>> start Material provided

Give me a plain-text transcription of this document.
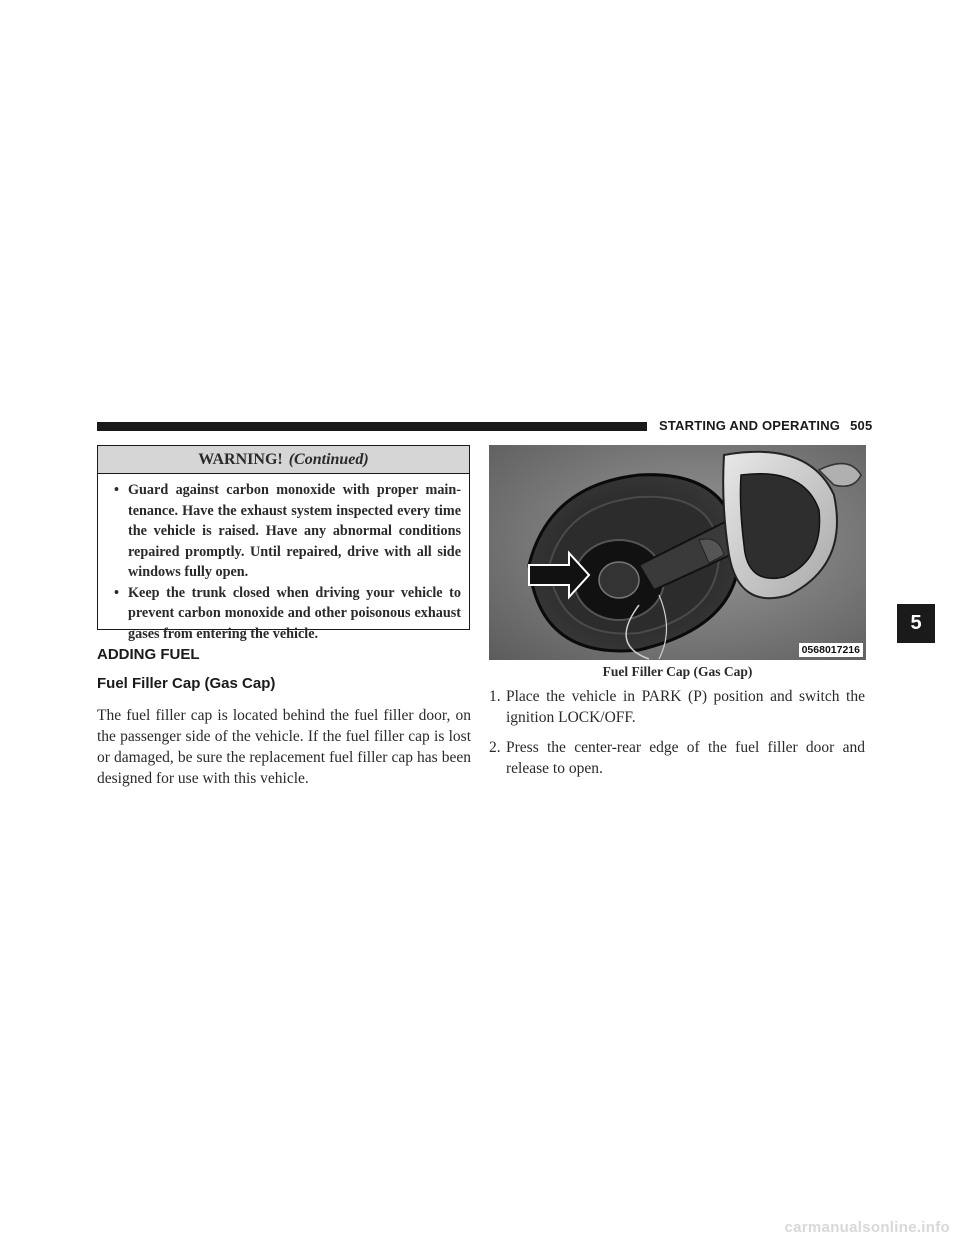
STARTING AND OPERATING 505
WARNING! (Continued)
• Guard against carbon monoxide with proper maintenance. Have the exhaust system inspected every time the vehicle is raised. Have any abnormal conditions repaired promptly. Until repaired, drive with all side windows fully open.
• Keep the trunk closed when driving your vehicle to prevent carbon monoxide and other poisonous exhaust gases from entering the vehicle.
ADDING FUEL
Fuel Filler Cap (Gas Cap)

The fuel filler cap is located behind the fuel filler door, on the passenger side of the vehicle. If the fuel filler cap is lost or damaged, be sure the replacement fuel filler cap has been designed for use with this vehicle.

0568017216
Fuel Filler Cap (Gas Cap)
1. Place the vehicle in PARK (P) position and switch the ignition LOCK/OFF.
2. Press the center-rear edge of the fuel filler door and release to open.
5
carmanualsonline.info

>> end Material provided

## [What you should do]
The records above are to be restated exactly, without their pictures.

## [Answer below]
Give me a plain-text transcription of this document.
STARTING AND OPERATING 505
WARNING! (Continued)
• Guard against carbon monoxide with proper maintenance. Have the exhaust system inspected every time the vehicle is raised. Have any abnormal conditions repaired promptly. Until repaired, drive with all side windows fully open.
• Keep the trunk closed when driving your vehicle to prevent carbon monoxide and other poisonous exhaust gases from entering the vehicle.
ADDING FUEL
Fuel Filler Cap (Gas Cap)

The fuel filler cap is located behind the fuel filler door, on the passenger side of the vehicle. If the fuel filler cap is lost or damaged, be sure the replacement fuel filler cap has been designed for use with this vehicle.

0568017216
Fuel Filler Cap (Gas Cap)
1. Place the vehicle in PARK (P) position and switch the ignition LOCK/OFF.
2. Press the center-rear edge of the fuel filler door and release to open.
5
carmanualsonline.info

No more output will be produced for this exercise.